## start DATA TO USE
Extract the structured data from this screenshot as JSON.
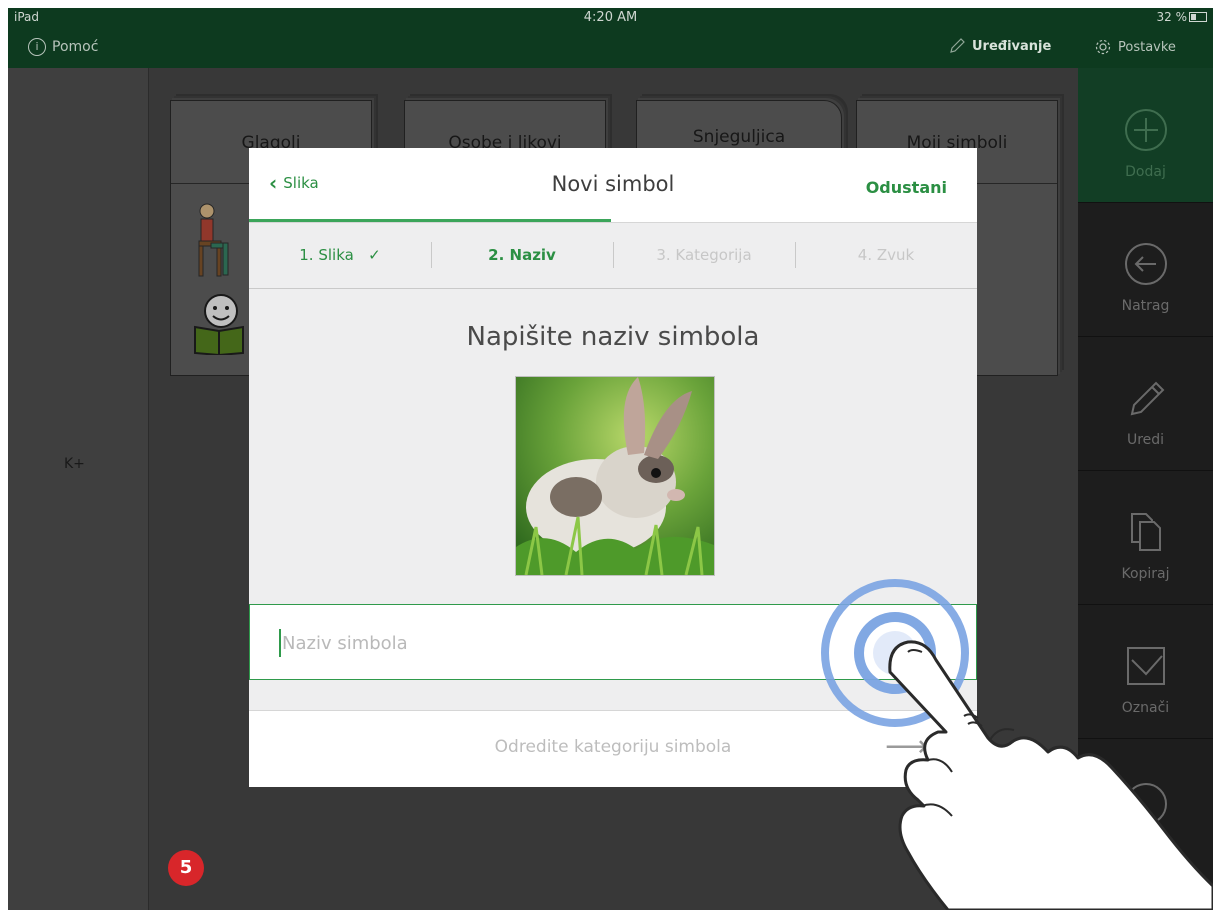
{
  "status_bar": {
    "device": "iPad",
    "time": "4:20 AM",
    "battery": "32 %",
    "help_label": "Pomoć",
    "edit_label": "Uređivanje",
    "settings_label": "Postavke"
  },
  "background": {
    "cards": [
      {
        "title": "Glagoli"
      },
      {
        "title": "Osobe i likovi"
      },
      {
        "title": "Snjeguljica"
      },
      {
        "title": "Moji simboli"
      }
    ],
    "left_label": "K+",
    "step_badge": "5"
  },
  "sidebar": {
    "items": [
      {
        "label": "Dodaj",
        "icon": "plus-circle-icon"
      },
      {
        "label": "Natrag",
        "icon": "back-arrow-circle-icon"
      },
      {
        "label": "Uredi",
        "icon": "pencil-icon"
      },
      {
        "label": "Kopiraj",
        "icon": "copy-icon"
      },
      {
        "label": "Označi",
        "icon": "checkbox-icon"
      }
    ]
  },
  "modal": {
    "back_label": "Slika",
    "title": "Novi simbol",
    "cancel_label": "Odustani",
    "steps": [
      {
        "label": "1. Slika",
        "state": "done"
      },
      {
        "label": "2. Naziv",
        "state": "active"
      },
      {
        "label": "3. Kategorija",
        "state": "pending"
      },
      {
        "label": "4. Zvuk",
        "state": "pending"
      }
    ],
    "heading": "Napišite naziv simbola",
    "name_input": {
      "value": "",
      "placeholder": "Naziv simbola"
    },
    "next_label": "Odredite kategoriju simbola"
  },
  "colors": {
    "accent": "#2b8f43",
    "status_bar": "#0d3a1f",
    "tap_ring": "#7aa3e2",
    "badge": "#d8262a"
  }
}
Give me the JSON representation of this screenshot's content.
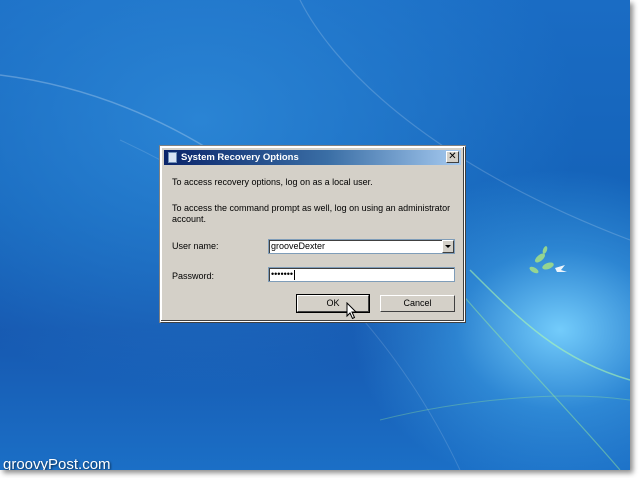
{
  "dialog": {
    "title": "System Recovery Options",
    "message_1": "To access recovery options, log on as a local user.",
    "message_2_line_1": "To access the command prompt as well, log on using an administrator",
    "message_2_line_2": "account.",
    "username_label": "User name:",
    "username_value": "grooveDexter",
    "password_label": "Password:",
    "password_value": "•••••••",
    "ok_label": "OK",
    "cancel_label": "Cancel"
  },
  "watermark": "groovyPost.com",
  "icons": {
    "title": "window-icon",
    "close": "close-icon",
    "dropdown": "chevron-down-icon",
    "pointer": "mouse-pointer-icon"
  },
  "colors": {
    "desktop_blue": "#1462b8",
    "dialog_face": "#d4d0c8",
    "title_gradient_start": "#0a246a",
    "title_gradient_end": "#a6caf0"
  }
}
## end DATA TO USE
Every line above should be repeated exactly; pictures stay out of the copy.

Extract the structured data from this screenshot as JSON.
{
  "status_bar": {
    "device": "iPad",
    "time": "4:20 AM",
    "battery": "32 %",
    "help_label": "Pomoć",
    "edit_label": "Uređivanje",
    "settings_label": "Postavke"
  },
  "background": {
    "cards": [
      {
        "title": "Glagoli"
      },
      {
        "title": "Osobe i likovi"
      },
      {
        "title": "Snjeguljica"
      },
      {
        "title": "Moji simboli"
      }
    ],
    "left_label": "K+",
    "step_badge": "5"
  },
  "sidebar": {
    "items": [
      {
        "label": "Dodaj",
        "icon": "plus-circle-icon"
      },
      {
        "label": "Natrag",
        "icon": "back-arrow-circle-icon"
      },
      {
        "label": "Uredi",
        "icon": "pencil-icon"
      },
      {
        "label": "Kopiraj",
        "icon": "copy-icon"
      },
      {
        "label": "Označi",
        "icon": "checkbox-icon"
      }
    ]
  },
  "modal": {
    "back_label": "Slika",
    "title": "Novi simbol",
    "cancel_label": "Odustani",
    "steps": [
      {
        "label": "1. Slika",
        "state": "done"
      },
      {
        "label": "2. Naziv",
        "state": "active"
      },
      {
        "label": "3. Kategorija",
        "state": "pending"
      },
      {
        "label": "4. Zvuk",
        "state": "pending"
      }
    ],
    "heading": "Napišite naziv simbola",
    "name_input": {
      "value": "",
      "placeholder": "Naziv simbola"
    },
    "next_label": "Odredite kategoriju simbola"
  },
  "colors": {
    "accent": "#2b8f43",
    "status_bar": "#0d3a1f",
    "tap_ring": "#7aa3e2",
    "badge": "#d8262a"
  }
}
Give me the JSON representation of this screenshot's content.
{
  "dialog": {
    "title": "System Recovery Options",
    "message_1": "To access recovery options, log on as a local user.",
    "message_2_line_1": "To access the command prompt as well, log on using an administrator",
    "message_2_line_2": "account.",
    "username_label": "User name:",
    "username_value": "grooveDexter",
    "password_label": "Password:",
    "password_value": "•••••••",
    "ok_label": "OK",
    "cancel_label": "Cancel"
  },
  "watermark": "groovyPost.com",
  "icons": {
    "title": "window-icon",
    "close": "close-icon",
    "dropdown": "chevron-down-icon",
    "pointer": "mouse-pointer-icon"
  },
  "colors": {
    "desktop_blue": "#1462b8",
    "dialog_face": "#d4d0c8",
    "title_gradient_start": "#0a246a",
    "title_gradient_end": "#a6caf0"
  }
}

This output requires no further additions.